REQUIREMENT
For each line below, check for "subset"; give only the total of lines where it occurs.

Data entries for graphics
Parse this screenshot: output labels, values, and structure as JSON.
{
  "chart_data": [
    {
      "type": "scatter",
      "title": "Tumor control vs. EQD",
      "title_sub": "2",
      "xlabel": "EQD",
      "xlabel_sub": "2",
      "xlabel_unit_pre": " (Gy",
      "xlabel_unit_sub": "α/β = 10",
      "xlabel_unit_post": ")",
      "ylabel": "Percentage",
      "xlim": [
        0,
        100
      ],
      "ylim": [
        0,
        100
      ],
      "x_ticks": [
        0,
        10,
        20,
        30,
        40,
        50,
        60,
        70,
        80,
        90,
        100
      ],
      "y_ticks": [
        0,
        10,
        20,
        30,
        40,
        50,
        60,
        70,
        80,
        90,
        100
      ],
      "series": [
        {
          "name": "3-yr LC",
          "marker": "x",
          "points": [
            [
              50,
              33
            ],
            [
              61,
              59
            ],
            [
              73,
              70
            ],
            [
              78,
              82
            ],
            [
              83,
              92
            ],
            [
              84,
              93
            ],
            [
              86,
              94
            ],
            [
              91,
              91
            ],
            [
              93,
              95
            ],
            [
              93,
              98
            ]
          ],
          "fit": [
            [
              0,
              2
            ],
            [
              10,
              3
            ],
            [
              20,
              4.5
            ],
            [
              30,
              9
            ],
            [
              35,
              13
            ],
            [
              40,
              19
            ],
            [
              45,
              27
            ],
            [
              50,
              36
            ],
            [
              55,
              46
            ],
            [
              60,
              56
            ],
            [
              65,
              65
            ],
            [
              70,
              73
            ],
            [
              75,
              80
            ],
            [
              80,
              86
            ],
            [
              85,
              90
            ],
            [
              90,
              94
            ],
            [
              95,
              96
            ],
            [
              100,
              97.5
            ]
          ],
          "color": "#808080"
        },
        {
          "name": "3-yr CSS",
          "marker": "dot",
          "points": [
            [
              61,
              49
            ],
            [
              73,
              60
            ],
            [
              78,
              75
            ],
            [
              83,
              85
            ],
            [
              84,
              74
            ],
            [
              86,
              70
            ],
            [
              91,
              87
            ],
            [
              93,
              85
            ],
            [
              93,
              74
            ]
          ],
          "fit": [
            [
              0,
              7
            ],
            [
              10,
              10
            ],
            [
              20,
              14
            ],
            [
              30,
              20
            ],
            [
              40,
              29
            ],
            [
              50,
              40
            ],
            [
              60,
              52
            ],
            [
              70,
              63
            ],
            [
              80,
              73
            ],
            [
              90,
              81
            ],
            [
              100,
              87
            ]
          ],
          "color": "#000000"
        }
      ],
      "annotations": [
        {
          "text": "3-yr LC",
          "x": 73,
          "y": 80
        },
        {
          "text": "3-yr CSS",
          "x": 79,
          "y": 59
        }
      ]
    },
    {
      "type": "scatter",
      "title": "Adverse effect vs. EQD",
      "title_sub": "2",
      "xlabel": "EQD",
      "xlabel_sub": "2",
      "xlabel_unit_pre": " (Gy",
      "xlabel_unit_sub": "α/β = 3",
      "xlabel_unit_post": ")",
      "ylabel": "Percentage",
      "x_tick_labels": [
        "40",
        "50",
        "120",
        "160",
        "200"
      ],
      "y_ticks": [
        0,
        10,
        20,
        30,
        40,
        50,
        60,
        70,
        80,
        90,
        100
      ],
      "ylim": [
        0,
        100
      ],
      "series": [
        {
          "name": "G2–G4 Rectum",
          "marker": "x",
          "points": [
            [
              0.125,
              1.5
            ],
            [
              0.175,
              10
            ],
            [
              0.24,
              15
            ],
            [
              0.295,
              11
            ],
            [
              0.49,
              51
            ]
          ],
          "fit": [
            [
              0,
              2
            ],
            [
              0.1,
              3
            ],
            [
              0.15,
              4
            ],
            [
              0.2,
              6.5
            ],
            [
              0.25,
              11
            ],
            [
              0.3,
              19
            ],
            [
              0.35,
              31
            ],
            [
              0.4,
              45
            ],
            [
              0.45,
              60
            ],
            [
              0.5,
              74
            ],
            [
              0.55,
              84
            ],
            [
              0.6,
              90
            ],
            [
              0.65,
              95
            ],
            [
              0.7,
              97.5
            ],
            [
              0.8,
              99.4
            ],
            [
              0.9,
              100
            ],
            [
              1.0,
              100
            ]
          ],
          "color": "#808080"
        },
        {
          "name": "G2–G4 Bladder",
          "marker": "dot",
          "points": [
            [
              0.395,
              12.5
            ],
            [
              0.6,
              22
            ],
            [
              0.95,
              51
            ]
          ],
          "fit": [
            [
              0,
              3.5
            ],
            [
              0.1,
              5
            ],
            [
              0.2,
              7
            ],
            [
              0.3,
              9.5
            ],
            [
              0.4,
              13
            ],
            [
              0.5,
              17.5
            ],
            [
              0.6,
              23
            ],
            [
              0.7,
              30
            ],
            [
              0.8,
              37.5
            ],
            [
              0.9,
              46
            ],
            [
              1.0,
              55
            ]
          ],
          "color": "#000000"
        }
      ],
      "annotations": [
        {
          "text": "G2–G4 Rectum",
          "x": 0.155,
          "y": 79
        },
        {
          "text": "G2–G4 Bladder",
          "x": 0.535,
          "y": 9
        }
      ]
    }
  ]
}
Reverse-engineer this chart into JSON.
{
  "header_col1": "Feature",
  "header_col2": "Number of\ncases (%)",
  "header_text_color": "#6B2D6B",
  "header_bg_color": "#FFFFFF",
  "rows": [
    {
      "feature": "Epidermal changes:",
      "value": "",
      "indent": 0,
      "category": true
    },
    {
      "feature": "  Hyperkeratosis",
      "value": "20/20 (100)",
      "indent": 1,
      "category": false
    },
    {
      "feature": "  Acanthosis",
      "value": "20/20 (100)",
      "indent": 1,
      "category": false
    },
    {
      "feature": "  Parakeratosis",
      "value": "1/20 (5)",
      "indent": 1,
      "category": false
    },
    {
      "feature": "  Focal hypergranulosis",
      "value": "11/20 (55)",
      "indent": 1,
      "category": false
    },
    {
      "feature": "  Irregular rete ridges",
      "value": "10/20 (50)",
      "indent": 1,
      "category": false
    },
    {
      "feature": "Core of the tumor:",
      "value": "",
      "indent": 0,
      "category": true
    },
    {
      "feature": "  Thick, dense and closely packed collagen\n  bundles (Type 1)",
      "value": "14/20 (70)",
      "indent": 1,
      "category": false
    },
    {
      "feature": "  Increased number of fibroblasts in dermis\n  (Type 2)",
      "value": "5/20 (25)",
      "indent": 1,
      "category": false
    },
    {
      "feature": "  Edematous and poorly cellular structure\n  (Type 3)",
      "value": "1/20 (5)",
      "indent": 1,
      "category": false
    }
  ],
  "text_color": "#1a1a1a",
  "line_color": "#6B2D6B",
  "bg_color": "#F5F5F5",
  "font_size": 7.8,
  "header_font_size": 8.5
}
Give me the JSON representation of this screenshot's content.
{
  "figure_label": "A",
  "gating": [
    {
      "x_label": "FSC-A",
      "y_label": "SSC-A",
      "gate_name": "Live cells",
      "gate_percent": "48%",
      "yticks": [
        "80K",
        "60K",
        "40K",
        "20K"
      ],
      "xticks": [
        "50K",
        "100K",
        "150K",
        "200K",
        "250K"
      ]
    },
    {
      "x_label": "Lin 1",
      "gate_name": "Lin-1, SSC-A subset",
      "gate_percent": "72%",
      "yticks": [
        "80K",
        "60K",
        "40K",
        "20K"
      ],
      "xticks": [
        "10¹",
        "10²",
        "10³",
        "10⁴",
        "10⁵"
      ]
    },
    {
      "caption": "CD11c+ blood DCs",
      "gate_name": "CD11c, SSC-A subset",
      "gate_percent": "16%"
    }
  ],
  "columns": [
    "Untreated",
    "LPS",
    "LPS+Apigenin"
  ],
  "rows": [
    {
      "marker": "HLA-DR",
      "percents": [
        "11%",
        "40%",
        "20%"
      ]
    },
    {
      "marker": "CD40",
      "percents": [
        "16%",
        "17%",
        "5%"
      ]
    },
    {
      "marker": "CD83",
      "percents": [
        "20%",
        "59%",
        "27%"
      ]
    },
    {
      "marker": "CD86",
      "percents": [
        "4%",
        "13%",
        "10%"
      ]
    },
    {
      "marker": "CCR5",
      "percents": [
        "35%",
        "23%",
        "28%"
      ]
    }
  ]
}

YOUR RESPONSE
2